[Figure data in JSON]
################
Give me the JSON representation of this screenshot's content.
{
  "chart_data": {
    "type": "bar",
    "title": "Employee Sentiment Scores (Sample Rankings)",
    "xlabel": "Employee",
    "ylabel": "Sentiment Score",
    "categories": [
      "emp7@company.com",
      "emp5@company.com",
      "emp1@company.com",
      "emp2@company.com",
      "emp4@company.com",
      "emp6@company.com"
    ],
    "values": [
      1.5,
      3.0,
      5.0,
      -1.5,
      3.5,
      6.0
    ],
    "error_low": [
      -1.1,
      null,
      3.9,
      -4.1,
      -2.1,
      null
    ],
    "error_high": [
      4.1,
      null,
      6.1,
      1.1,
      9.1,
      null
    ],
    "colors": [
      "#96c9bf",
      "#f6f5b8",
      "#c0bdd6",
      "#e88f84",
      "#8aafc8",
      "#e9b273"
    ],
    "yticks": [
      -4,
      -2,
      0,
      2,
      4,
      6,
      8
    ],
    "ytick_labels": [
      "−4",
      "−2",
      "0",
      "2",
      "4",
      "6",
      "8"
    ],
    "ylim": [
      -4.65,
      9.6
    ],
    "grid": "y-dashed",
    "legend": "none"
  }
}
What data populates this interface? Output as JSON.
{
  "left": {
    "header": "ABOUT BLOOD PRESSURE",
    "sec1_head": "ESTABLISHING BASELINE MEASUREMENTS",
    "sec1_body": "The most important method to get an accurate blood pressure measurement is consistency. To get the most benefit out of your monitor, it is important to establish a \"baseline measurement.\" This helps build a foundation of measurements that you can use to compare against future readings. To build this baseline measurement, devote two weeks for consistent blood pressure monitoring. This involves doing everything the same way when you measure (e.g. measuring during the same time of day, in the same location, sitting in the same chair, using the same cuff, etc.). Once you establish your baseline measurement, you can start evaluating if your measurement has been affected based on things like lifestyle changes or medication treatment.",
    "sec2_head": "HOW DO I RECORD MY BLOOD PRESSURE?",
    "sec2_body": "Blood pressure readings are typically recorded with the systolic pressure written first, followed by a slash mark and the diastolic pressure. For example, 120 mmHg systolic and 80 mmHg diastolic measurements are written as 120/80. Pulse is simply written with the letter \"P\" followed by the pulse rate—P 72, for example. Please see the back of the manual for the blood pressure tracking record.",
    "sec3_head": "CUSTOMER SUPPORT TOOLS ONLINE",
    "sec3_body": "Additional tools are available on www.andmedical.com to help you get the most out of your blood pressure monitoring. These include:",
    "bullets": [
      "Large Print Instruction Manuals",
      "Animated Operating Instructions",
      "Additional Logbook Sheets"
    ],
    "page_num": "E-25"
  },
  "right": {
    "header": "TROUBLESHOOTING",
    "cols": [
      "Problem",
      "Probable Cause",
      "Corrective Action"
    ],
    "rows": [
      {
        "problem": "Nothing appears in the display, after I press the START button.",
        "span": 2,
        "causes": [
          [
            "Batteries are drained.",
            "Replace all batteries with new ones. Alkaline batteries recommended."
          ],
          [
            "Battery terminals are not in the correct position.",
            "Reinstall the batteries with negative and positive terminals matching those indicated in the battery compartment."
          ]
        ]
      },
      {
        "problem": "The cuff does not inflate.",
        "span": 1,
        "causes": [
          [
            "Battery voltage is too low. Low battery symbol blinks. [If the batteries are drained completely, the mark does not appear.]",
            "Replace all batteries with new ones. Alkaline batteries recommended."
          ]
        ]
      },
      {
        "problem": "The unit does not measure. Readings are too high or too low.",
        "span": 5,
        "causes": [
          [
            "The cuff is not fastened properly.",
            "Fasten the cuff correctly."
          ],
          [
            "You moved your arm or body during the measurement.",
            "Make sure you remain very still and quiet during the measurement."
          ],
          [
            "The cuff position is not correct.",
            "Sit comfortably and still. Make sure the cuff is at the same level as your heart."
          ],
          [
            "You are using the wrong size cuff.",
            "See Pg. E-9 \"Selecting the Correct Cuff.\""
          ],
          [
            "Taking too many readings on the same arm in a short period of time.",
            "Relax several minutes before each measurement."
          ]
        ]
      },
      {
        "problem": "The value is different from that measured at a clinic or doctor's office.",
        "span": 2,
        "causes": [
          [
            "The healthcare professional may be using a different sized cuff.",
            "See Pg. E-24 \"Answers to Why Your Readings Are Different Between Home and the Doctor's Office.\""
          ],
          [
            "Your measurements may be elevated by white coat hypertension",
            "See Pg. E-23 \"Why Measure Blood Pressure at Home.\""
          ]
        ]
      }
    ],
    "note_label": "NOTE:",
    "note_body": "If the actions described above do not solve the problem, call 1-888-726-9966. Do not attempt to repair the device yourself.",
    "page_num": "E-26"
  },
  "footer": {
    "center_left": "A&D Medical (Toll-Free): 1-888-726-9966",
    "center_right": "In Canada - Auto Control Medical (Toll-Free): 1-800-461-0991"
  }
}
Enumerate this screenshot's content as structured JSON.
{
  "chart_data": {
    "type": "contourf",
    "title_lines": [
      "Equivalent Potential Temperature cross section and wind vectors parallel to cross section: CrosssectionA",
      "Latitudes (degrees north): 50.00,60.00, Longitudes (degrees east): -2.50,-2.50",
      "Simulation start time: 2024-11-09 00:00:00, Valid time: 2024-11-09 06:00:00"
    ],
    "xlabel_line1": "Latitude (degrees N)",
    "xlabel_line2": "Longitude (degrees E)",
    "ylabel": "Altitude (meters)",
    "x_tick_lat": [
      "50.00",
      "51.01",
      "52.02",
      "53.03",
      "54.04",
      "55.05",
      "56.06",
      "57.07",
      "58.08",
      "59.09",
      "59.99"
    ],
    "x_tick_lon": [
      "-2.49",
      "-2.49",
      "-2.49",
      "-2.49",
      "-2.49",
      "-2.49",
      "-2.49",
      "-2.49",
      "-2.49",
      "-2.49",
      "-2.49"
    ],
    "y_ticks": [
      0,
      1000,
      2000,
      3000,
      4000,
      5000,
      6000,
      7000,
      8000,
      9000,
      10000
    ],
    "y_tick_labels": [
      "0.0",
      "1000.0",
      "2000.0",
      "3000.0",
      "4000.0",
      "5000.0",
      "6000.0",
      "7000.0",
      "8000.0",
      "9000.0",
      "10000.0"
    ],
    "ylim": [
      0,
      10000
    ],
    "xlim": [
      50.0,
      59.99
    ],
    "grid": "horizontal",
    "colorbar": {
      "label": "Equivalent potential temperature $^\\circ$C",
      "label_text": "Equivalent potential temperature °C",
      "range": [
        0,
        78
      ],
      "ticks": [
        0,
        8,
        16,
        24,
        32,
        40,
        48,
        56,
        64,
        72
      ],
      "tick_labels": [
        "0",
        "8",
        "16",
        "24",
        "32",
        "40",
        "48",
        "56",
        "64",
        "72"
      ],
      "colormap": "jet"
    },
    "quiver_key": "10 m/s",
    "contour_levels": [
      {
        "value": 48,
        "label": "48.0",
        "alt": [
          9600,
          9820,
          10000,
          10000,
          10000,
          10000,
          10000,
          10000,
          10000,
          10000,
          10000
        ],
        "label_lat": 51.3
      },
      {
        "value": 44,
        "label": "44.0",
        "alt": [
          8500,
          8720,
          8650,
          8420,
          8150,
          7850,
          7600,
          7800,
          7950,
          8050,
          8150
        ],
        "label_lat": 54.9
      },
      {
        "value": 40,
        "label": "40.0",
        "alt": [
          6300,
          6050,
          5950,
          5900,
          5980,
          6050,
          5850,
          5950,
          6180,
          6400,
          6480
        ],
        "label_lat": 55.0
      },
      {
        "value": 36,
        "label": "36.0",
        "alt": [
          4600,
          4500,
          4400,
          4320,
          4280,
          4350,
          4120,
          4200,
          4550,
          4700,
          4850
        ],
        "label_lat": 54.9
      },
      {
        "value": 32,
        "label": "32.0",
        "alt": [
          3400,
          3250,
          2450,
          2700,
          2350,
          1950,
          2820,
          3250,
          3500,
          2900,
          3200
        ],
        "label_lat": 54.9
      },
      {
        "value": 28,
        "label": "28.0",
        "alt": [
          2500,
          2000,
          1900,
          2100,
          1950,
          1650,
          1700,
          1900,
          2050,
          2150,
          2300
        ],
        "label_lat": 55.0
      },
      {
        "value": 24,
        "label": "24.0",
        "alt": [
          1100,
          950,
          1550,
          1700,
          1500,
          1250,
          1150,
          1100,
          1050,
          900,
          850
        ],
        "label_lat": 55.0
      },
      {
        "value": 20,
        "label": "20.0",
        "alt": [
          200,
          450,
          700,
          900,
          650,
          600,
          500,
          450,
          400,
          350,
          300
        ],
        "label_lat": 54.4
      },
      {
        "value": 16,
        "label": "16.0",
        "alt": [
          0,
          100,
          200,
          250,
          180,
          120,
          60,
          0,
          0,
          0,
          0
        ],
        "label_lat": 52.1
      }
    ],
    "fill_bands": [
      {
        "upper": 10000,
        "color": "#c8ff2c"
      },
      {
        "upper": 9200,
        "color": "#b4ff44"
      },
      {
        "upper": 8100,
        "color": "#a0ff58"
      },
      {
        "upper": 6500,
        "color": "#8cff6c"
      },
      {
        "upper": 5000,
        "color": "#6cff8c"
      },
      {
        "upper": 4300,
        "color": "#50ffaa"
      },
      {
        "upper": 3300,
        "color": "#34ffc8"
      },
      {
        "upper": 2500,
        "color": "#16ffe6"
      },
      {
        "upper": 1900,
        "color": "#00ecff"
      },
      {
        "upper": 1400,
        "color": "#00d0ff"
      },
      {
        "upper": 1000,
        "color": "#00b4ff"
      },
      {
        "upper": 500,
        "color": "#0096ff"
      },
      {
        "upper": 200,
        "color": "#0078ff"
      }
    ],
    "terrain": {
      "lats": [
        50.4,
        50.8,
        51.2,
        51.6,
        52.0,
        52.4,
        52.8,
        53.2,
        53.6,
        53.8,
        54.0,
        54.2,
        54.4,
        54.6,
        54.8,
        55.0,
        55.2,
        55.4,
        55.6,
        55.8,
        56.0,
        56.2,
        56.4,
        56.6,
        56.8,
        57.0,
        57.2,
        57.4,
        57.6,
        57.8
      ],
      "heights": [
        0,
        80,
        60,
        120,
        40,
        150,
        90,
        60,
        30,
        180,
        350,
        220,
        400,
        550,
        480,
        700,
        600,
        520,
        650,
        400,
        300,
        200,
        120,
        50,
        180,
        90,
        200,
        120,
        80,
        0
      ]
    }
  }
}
################
Count the lines in the material above where the string "Toll" appears, then state only that count.

2